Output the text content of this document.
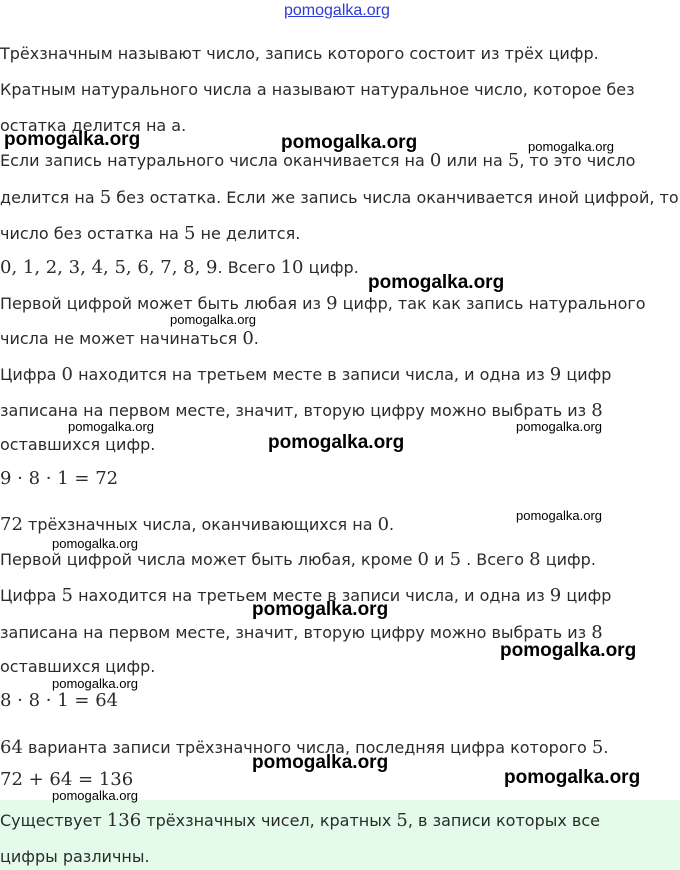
pomogalka.org
Трёхзначным называют число, запись которого состоит из трёх цифр.
Кратным натурального числа а называют натуральное число, которое без
остатка делится на а.
Если запись натурального числа оканчивается на 0 или на 5, то это число
делится на 5 без остатка. Если же запись числа оканчивается иной цифрой, то
число без остатка на 5 не делится.
0, 1, 2, 3, 4, 5, 6, 7, 8, 9. Всего 10 цифр.
Первой цифрой может быть любая из 9 цифр, так как запись натурального
числа не может начинаться 0.
Цифра 0 находится на третьем месте в записи числа, и одна из 9 цифр
записана на первом месте, значит, вторую цифру можно выбрать из 8
оставшихся цифр.
9 · 8 · 1 = 72
72 трёхзначных числа, оканчивающихся на 0.
Первой цифрой числа может быть любая, кроме 0 и 5 . Всего 8 цифр.
Цифра 5 находится на третьем месте в записи числа, и одна из 9 цифр
записана на первом месте, значит, вторую цифру можно выбрать из 8
оставшихся цифр.
8 · 8 · 1 = 64
64 варианта записи трёхзначного числа, последняя цифра которого 5.
72 + 64 = 136
Существует 136 трёхзначных чисел, кратных 5, в записи которых все
цифры различны.
pomogalka.org	pomogalka.org	pomogalka.org
pomogalka.org
pomogalka.org
pomogalka.org	pomogalka.org
pomogalka.org
pomogalka.org
pomogalka.org
pomogalka.org
pomogalka.org
pomogalka.org
pomogalka.org
pomogalka.org
pomogalka.org
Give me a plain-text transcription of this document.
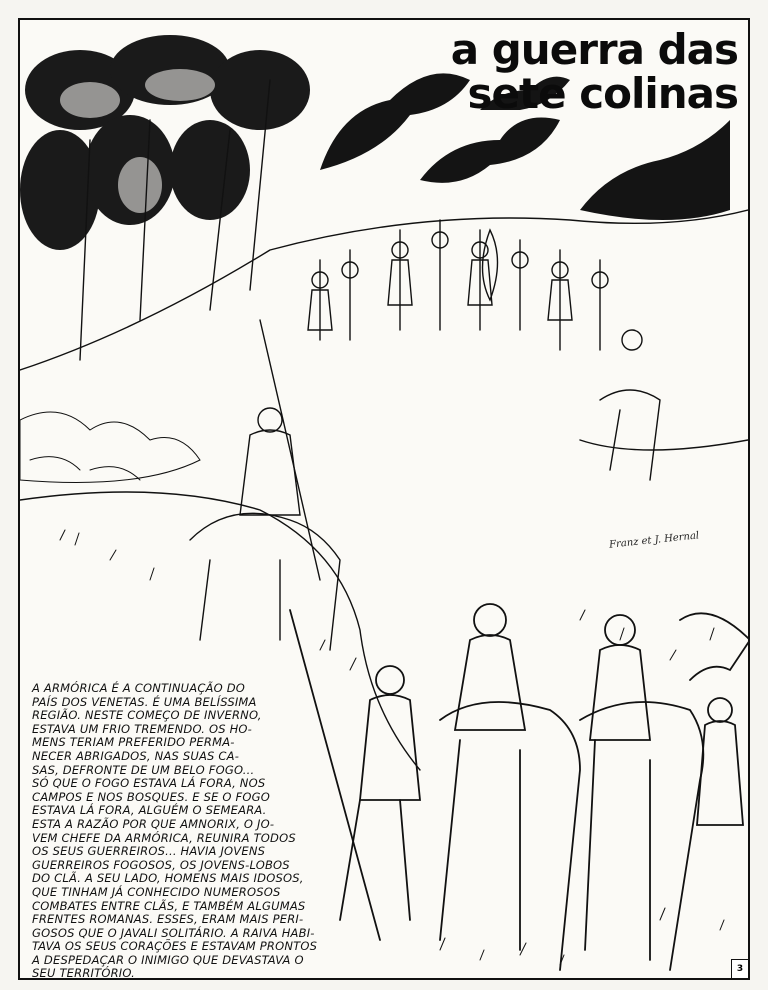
a guerra das
sete colinas
Franz et J. Hernal
A ARMÓRICA É A CONTINUAÇÃO DO
PAÍS DOS VENETAS. É UMA BELÍSSIMA
REGIÃO. NESTE COMEÇO DE INVERNO,
ESTAVA UM FRIO TREMENDO. OS HO-
MENS TERIAM PREFERIDO PERMA-
NECER ABRIGADOS, NAS SUAS CA-
SAS, DEFRONTE DE UM BELO FOGO...
SÓ QUE O FOGO ESTAVA LÁ FORA, NOS
CAMPOS E NOS BOSQUES. E SE O FOGO
ESTAVA LÁ FORA, ALGUÉM O SEMEARA.
ESTA A RAZÃO POR QUE AMNORIX, O JO-
VEM CHEFE DA ARMÓRICA, REUNIRA TODOS
OS SEUS GUERREIROS... HAVIA JOVENS
GUERREIROS FOGOSOS, OS JOVENS-LOBOS
DO CLÃ. A SEU LADO, HOMENS MAIS IDOSOS,
QUE TINHAM JÁ CONHECIDO NUMEROSOS
COMBATES ENTRE CLÃS, E TAMBÉM ALGUMAS
FRENTES ROMANAS. ESSES, ERAM MAIS PERI-
GOSOS QUE O JAVALI SOLITÁRIO. A RAIVA HABI-
TAVA OS SEUS CORAÇÕES E ESTAVAM PRONTOS
A DESPEDAÇAR O INIMIGO QUE DEVASTAVA O
SEU TERRITÓRIO.	3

● What the task requires:
Which lines in the listing above hold the word "document"? Show each of them.

● Output for this task:
Output the text content of this document.
Give me a plain-text transcription of this document.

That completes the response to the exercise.